TEXTE DE LA PAGE:

Le malentendu

C’est le chanteur M qui l’affirme (dans 20 Minutes) : « Le succès est toujours un malentendu. » Il n’est pas le seul à le déclarer. Cette phrase figure régulièrement dans les interviews de chanteurs, écrivains, cinéastes, souvent attribuée à Malraux ou à Schopenhauer. Dans un pays où les gros tirages sont considérés comme une preuve de médiocrité, les artistes les plus vendeurs affirment volontiers qu’ils n’ont jamais recherché le succès. Tout absorbés par leur recherche d’authenticité et de perfection artistique, ils n’ont pas vu venir cette encombrante réussite, dont ils savent pourtant apprécier les avantages matériels.

LIGNES FOURNIES:
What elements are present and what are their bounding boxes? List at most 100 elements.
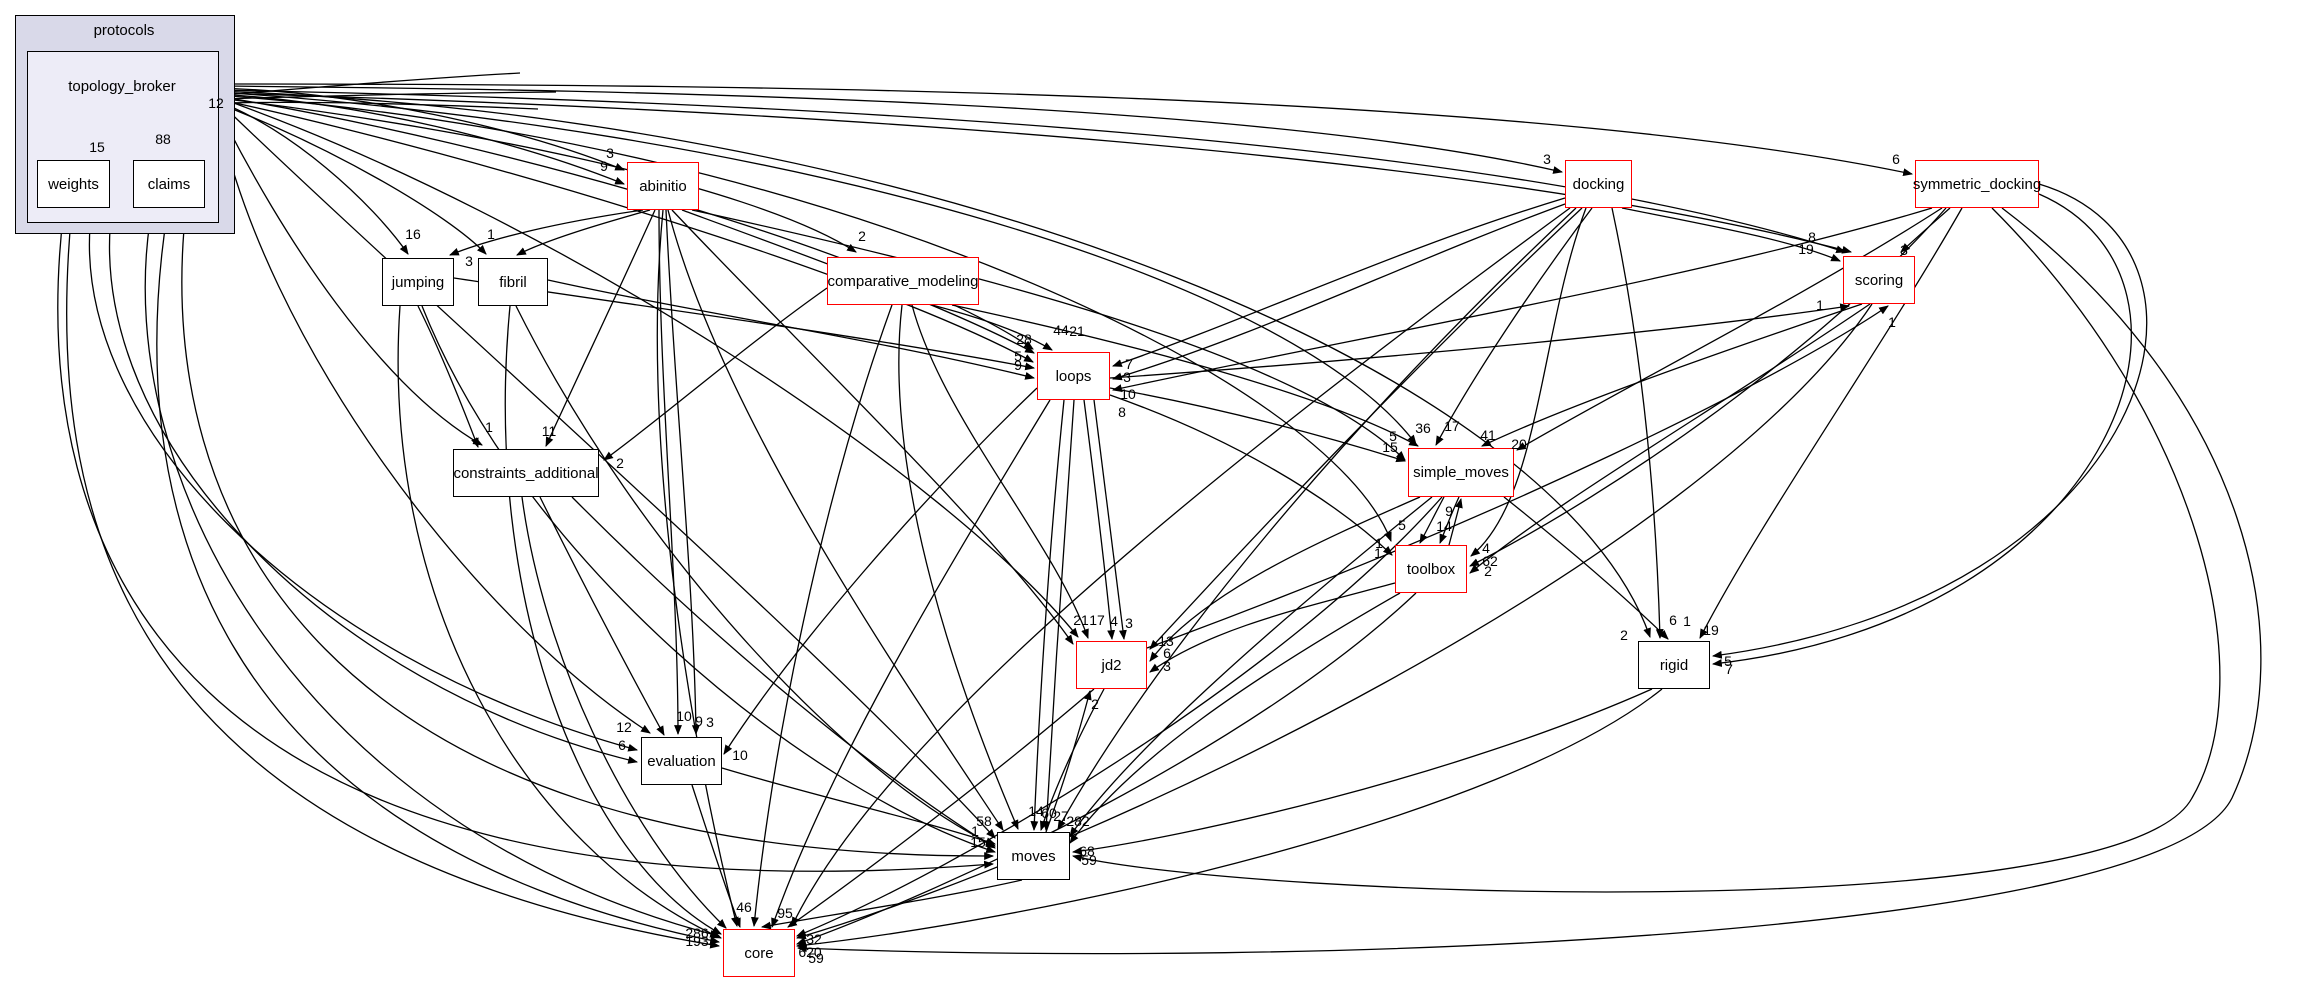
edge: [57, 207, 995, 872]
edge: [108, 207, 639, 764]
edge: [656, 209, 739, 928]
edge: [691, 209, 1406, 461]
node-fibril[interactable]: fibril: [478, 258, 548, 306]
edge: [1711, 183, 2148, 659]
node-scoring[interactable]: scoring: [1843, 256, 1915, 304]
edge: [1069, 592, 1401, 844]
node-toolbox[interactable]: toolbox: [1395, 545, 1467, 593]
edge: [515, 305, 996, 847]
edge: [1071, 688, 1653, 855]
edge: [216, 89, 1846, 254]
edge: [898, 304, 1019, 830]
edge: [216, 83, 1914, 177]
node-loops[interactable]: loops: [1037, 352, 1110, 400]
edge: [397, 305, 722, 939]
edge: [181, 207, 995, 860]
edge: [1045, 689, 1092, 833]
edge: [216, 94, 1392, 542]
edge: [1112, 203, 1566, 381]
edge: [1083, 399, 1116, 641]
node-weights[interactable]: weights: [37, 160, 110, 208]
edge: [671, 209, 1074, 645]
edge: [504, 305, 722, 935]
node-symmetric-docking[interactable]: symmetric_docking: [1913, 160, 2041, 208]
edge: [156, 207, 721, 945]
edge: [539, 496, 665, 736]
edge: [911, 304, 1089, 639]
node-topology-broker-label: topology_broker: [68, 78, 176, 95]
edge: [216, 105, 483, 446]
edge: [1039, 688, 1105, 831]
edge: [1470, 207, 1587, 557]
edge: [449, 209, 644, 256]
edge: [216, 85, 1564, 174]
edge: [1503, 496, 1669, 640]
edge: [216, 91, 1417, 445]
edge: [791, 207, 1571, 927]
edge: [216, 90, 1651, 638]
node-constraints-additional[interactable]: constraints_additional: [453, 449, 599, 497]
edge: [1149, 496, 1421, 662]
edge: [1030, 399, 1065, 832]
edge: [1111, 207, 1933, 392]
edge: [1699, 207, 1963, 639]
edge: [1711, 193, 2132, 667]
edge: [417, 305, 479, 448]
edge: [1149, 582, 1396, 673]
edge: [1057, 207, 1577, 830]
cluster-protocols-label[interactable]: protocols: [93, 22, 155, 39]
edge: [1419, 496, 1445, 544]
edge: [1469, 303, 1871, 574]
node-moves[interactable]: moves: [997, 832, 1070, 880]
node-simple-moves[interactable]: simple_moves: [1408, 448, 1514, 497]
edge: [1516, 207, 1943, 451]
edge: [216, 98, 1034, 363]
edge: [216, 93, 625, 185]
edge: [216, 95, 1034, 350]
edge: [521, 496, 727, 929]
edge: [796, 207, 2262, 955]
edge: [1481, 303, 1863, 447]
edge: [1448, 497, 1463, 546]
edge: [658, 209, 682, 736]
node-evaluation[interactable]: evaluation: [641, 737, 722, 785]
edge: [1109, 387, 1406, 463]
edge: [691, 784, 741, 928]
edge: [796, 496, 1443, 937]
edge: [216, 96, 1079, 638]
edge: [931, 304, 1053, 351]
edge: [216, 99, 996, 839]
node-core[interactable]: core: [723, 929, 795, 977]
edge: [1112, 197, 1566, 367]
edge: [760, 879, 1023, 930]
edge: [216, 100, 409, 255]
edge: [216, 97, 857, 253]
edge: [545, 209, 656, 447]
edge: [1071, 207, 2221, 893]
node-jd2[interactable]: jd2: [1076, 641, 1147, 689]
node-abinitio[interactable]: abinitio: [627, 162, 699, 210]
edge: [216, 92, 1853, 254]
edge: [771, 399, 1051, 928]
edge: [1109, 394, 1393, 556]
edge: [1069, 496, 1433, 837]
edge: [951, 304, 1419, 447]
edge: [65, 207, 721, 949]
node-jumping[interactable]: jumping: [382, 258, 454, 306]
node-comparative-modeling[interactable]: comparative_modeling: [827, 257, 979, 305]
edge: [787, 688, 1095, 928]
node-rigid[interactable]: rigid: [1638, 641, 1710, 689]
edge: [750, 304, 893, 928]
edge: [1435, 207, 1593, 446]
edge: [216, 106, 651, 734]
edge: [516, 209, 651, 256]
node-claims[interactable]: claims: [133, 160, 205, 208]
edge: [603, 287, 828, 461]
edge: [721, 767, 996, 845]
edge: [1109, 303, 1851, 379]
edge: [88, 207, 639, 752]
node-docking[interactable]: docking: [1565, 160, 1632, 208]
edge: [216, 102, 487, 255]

SÉRIE DE CONSIGNES:
1. Relevez toutes les personnes désignées par leur nom dans le texte sur le malentendu.
2. Poursuivez le texte sur le malentendu après sa dernière phrase.

RÉPONSES PROPOSÉES:
1.
- le chanteur M
- Malraux
- Schopenhauer

2.
Au plus admet-on une seule exception à cette règle, que Pierre Nora théorise avec éloquence. Selon lui, il existe deux types de best sellers, les programmés et les inattendus. Comme on peut s’y attendre, seuls les seconds ont de l’intérêt, parce qu’ils révèlent les « sensibilités latentes d’une société ». Les premiers, au contraire, appartiennent à un genre qui « suppose une machinerie éditoriale complexe ; il repose sur une véritable industrialisation de la fabrique du succès. » On en déduit facilement qu’un auteur digne de ce nom ne doit pas poursuivre ce succès-là, mais renoncer à l’idée de plaire en espérant secrètement rencontrer un jour les fameuses sensibilités latentes.

Telle est l’essence de l’« exception culturelle » française : l’idée que le succès n’est pas un indicateur de qualité. Les meilleurs livres ou films restent dans l’obscurité et ont besoin d’une aide publique pour exister, car le public ignorant ne leur accorde pas la place qu’ils méritent (ou s’il le fait, c’est pour de mauvaises raisons). Pendant qu’une industrie du succès s’emploie à fabriquer des produits culturels bas de gamme qui séduisent immanquablement le populaire, les créateurs authentiques grelottent dans leur chambre de bonne.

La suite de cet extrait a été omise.